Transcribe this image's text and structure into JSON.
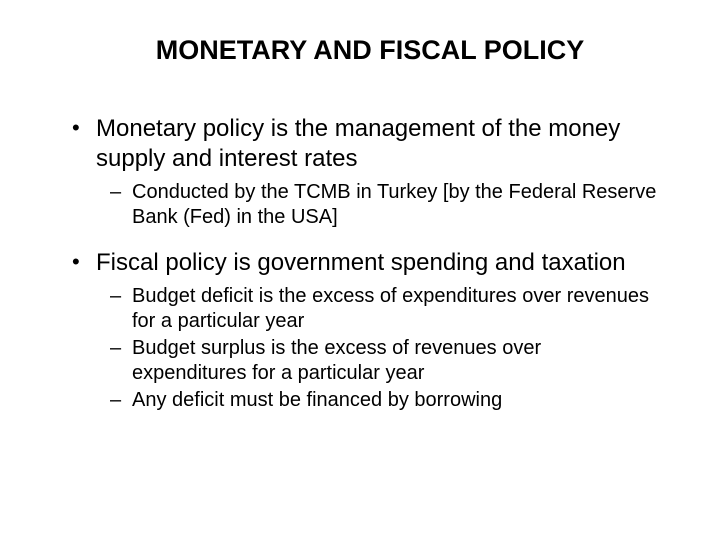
{
  "slide": {
    "title": "MONETARY AND FISCAL POLICY",
    "bullets": [
      {
        "text": "Monetary policy is the management of the money supply and interest rates",
        "subs": [
          "Conducted by the TCMB in Turkey [by the Federal Reserve Bank (Fed) in the USA]"
        ]
      },
      {
        "text": "Fiscal policy is government spending and taxation",
        "subs": [
          "Budget deficit is the excess of expenditures over revenues for a particular year",
          "Budget surplus is the excess of revenues over expenditures for a particular year",
          "Any deficit must be financed by borrowing"
        ]
      }
    ],
    "colors": {
      "background": "#ffffff",
      "text": "#000000"
    },
    "typography": {
      "title_fontsize": 27,
      "title_weight": "bold",
      "bullet_fontsize": 24,
      "sub_fontsize": 20,
      "font_family": "Arial"
    }
  }
}
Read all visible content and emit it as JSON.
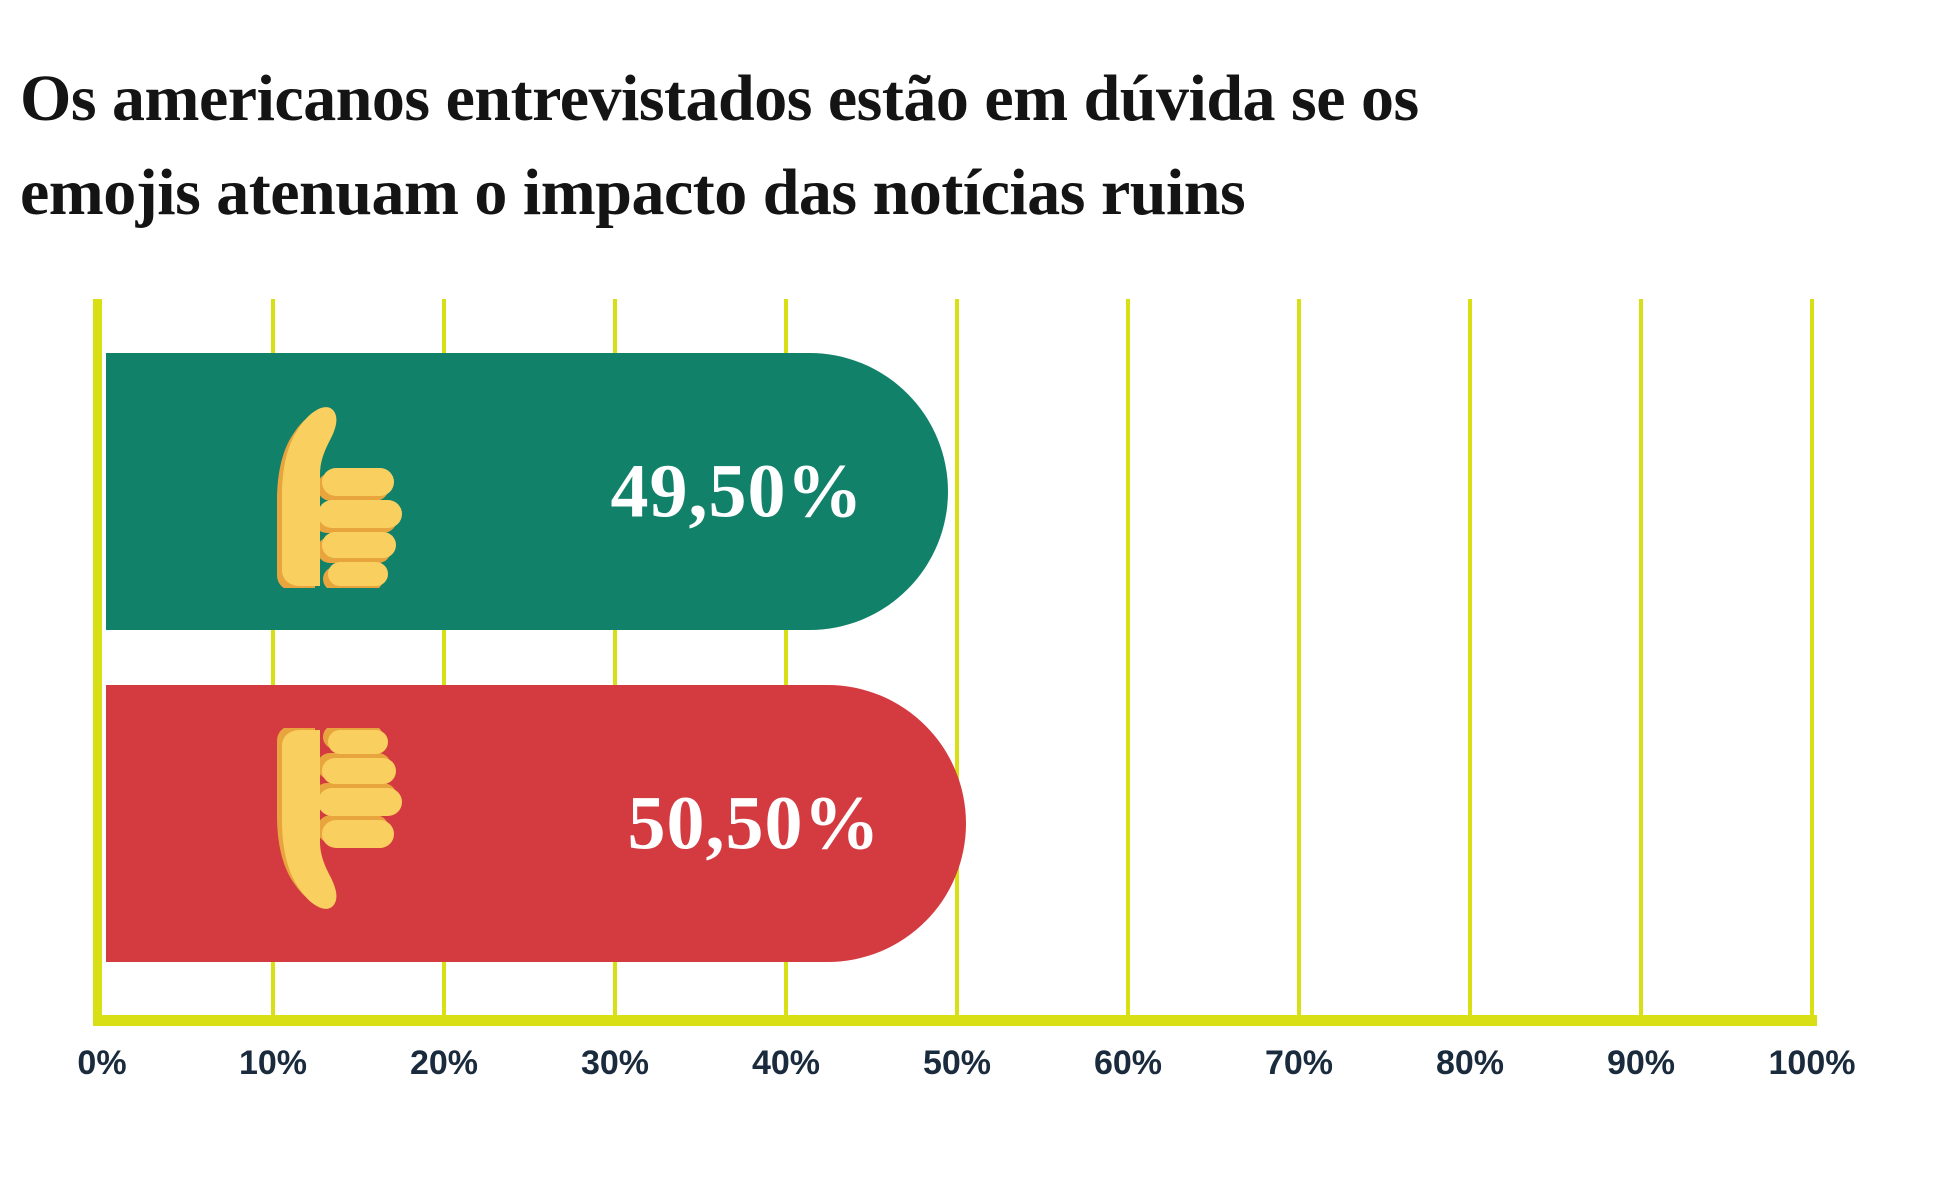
{
  "title": "Os americanos entrevistados estão em dúvida se os\nemojis atenuam o impacto das notícias ruins",
  "chart_data": {
    "type": "bar",
    "orientation": "horizontal",
    "title": "Os americanos entrevistados estão em dúvida se os emojis atenuam o impacto das notícias ruins",
    "categories": [
      "thumbs-up",
      "thumbs-down"
    ],
    "values": [
      49.5,
      50.5
    ],
    "value_labels": [
      "49,50%",
      "50,50%"
    ],
    "bar_colors": [
      "#12816A",
      "#D43B41"
    ],
    "xlim": [
      0,
      100
    ],
    "x_tick_labels": [
      "0%",
      "10%",
      "20%",
      "30%",
      "40%",
      "50%",
      "60%",
      "70%",
      "80%",
      "90%",
      "100%"
    ],
    "grid": true,
    "legend": "none",
    "axis_color": "#D8E015",
    "tick_label_color": "#1A2B3D",
    "value_label_color": "#FFFFFF"
  },
  "emoji": {
    "fill_color": "#F9CF5F",
    "shadow_color": "#E8A53E"
  }
}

+===+

Repeat the material above word for word and skip every image in it.

Finished answer
Transcribe this image's text and structure into JSON.
{
  "slide": {
    "title": "MONETARY AND FISCAL POLICY",
    "bullets": [
      {
        "text": "Monetary policy is the management of the money supply and interest rates",
        "subs": [
          "Conducted by the TCMB in Turkey [by the Federal Reserve Bank (Fed) in the USA]"
        ]
      },
      {
        "text": "Fiscal policy is government spending and taxation",
        "subs": [
          "Budget deficit is the excess of expenditures over revenues for a particular year",
          "Budget surplus is the excess of revenues over expenditures for a particular year",
          "Any deficit must be financed by borrowing"
        ]
      }
    ],
    "colors": {
      "background": "#ffffff",
      "text": "#000000"
    },
    "typography": {
      "title_fontsize": 27,
      "title_weight": "bold",
      "bullet_fontsize": 24,
      "sub_fontsize": 20,
      "font_family": "Arial"
    }
  }
}
Read all visible content and emit it as JSON.
{
  "title": "Os americanos entrevistados estão em dúvida se os\nemojis atenuam o impacto das notícias ruins",
  "chart_data": {
    "type": "bar",
    "orientation": "horizontal",
    "title": "Os americanos entrevistados estão em dúvida se os emojis atenuam o impacto das notícias ruins",
    "categories": [
      "thumbs-up",
      "thumbs-down"
    ],
    "values": [
      49.5,
      50.5
    ],
    "value_labels": [
      "49,50%",
      "50,50%"
    ],
    "bar_colors": [
      "#12816A",
      "#D43B41"
    ],
    "xlim": [
      0,
      100
    ],
    "x_tick_labels": [
      "0%",
      "10%",
      "20%",
      "30%",
      "40%",
      "50%",
      "60%",
      "70%",
      "80%",
      "90%",
      "100%"
    ],
    "grid": true,
    "legend": "none",
    "axis_color": "#D8E015",
    "tick_label_color": "#1A2B3D",
    "value_label_color": "#FFFFFF"
  },
  "emoji": {
    "fill_color": "#F9CF5F",
    "shadow_color": "#E8A53E"
  }
}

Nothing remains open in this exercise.